(Your instructions):
Repeat the data that follows, word for word, without the images.

* * *

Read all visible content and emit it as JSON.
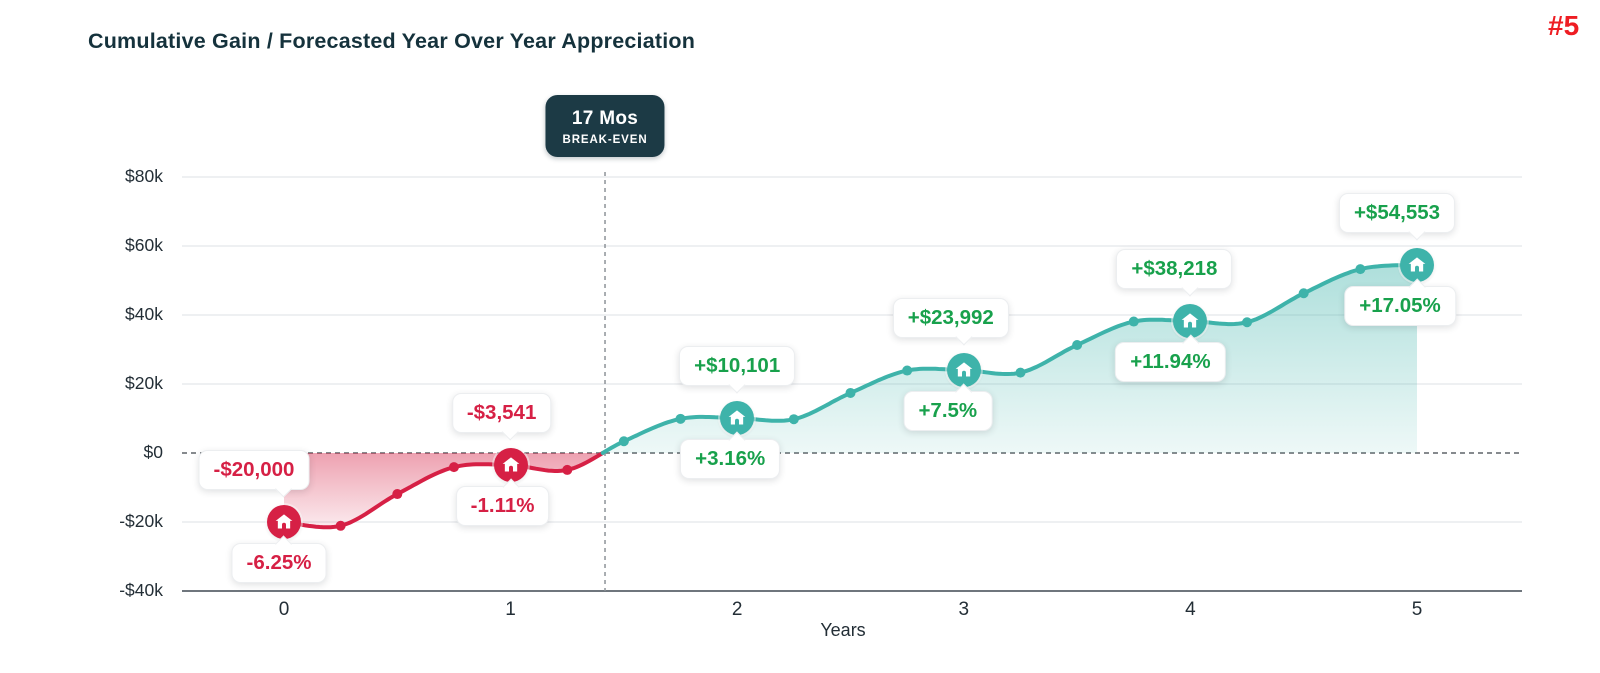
{
  "header": {
    "title": "Cumulative Gain / Forecasted Year Over Year Appreciation",
    "figure_number": "#5"
  },
  "breakeven": {
    "months": 17,
    "months_label": "17 Mos",
    "caption": "BREAK-EVEN"
  },
  "chart_data": {
    "type": "area",
    "title": "Cumulative Gain / Forecasted Year Over Year Appreciation",
    "xlabel": "Years",
    "ylabel": "",
    "xlim": [
      -0.45,
      5.45
    ],
    "ylim": [
      -40000,
      80000
    ],
    "grid": true,
    "legend": "none",
    "x": [
      0,
      0.25,
      0.5,
      0.75,
      1,
      1.25,
      1.5,
      1.75,
      2,
      2.25,
      2.5,
      2.75,
      3,
      3.25,
      3.5,
      3.75,
      4,
      4.25,
      4.5,
      4.75,
      5
    ],
    "values": [
      -20000,
      -21100,
      -11900,
      -4100,
      -3541,
      -4900,
      3400,
      9900,
      10101,
      9800,
      17400,
      23900,
      23992,
      23300,
      31300,
      38100,
      38218,
      37900,
      46300,
      53300,
      54553
    ],
    "x_ticks": [
      "0",
      "1",
      "2",
      "3",
      "4",
      "5"
    ],
    "y_ticks": [
      {
        "label": "$80k",
        "value": 80000
      },
      {
        "label": "$60k",
        "value": 60000
      },
      {
        "label": "$40k",
        "value": 40000
      },
      {
        "label": "$20k",
        "value": 20000
      },
      {
        "label": "$0",
        "value": 0
      },
      {
        "label": "-$20k",
        "value": -20000
      },
      {
        "label": "-$40k",
        "value": -40000
      }
    ],
    "breakeven_x_years": 1.4167,
    "annotations": [
      {
        "year": 0,
        "gain": -20000,
        "gain_label": "-$20,000",
        "yoy_label": "-6.25%",
        "direction": "negative"
      },
      {
        "year": 1,
        "gain": -3541,
        "gain_label": "-$3,541",
        "yoy_label": "-1.11%",
        "direction": "negative"
      },
      {
        "year": 2,
        "gain": 10101,
        "gain_label": "+$10,101",
        "yoy_label": "+3.16%",
        "direction": "positive"
      },
      {
        "year": 3,
        "gain": 23992,
        "gain_label": "+$23,992",
        "yoy_label": "+7.5%",
        "direction": "positive"
      },
      {
        "year": 4,
        "gain": 38218,
        "gain_label": "+$38,218",
        "yoy_label": "+11.94%",
        "direction": "positive"
      },
      {
        "year": 5,
        "gain": 54553,
        "gain_label": "+$54,553",
        "yoy_label": "+17.05%",
        "direction": "positive"
      }
    ],
    "colors": {
      "negative": "#d62045",
      "positive": "#3eb3aa",
      "negative_text": "#d62045",
      "positive_text": "#18a14c",
      "badge_bg": "#1c3a45",
      "figure_number": "#ee1d23",
      "grid": "#e9ebee",
      "axis_line": "#6f767d",
      "zero_dash": "#5f6468"
    }
  }
}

* * *

(Answer for this exercise):
Read all visible content and emit it as JSON.
{
  "header": {
    "title": "Cumulative Gain / Forecasted Year Over Year Appreciation",
    "figure_number": "#5"
  },
  "breakeven": {
    "months": 17,
    "months_label": "17 Mos",
    "caption": "BREAK-EVEN"
  },
  "chart_data": {
    "type": "area",
    "title": "Cumulative Gain / Forecasted Year Over Year Appreciation",
    "xlabel": "Years",
    "ylabel": "",
    "xlim": [
      -0.45,
      5.45
    ],
    "ylim": [
      -40000,
      80000
    ],
    "grid": true,
    "legend": "none",
    "x": [
      0,
      0.25,
      0.5,
      0.75,
      1,
      1.25,
      1.5,
      1.75,
      2,
      2.25,
      2.5,
      2.75,
      3,
      3.25,
      3.5,
      3.75,
      4,
      4.25,
      4.5,
      4.75,
      5
    ],
    "values": [
      -20000,
      -21100,
      -11900,
      -4100,
      -3541,
      -4900,
      3400,
      9900,
      10101,
      9800,
      17400,
      23900,
      23992,
      23300,
      31300,
      38100,
      38218,
      37900,
      46300,
      53300,
      54553
    ],
    "x_ticks": [
      "0",
      "1",
      "2",
      "3",
      "4",
      "5"
    ],
    "y_ticks": [
      {
        "label": "$80k",
        "value": 80000
      },
      {
        "label": "$60k",
        "value": 60000
      },
      {
        "label": "$40k",
        "value": 40000
      },
      {
        "label": "$20k",
        "value": 20000
      },
      {
        "label": "$0",
        "value": 0
      },
      {
        "label": "-$20k",
        "value": -20000
      },
      {
        "label": "-$40k",
        "value": -40000
      }
    ],
    "breakeven_x_years": 1.4167,
    "annotations": [
      {
        "year": 0,
        "gain": -20000,
        "gain_label": "-$20,000",
        "yoy_label": "-6.25%",
        "direction": "negative"
      },
      {
        "year": 1,
        "gain": -3541,
        "gain_label": "-$3,541",
        "yoy_label": "-1.11%",
        "direction": "negative"
      },
      {
        "year": 2,
        "gain": 10101,
        "gain_label": "+$10,101",
        "yoy_label": "+3.16%",
        "direction": "positive"
      },
      {
        "year": 3,
        "gain": 23992,
        "gain_label": "+$23,992",
        "yoy_label": "+7.5%",
        "direction": "positive"
      },
      {
        "year": 4,
        "gain": 38218,
        "gain_label": "+$38,218",
        "yoy_label": "+11.94%",
        "direction": "positive"
      },
      {
        "year": 5,
        "gain": 54553,
        "gain_label": "+$54,553",
        "yoy_label": "+17.05%",
        "direction": "positive"
      }
    ],
    "colors": {
      "negative": "#d62045",
      "positive": "#3eb3aa",
      "negative_text": "#d62045",
      "positive_text": "#18a14c",
      "badge_bg": "#1c3a45",
      "figure_number": "#ee1d23",
      "grid": "#e9ebee",
      "axis_line": "#6f767d",
      "zero_dash": "#5f6468"
    }
  }
}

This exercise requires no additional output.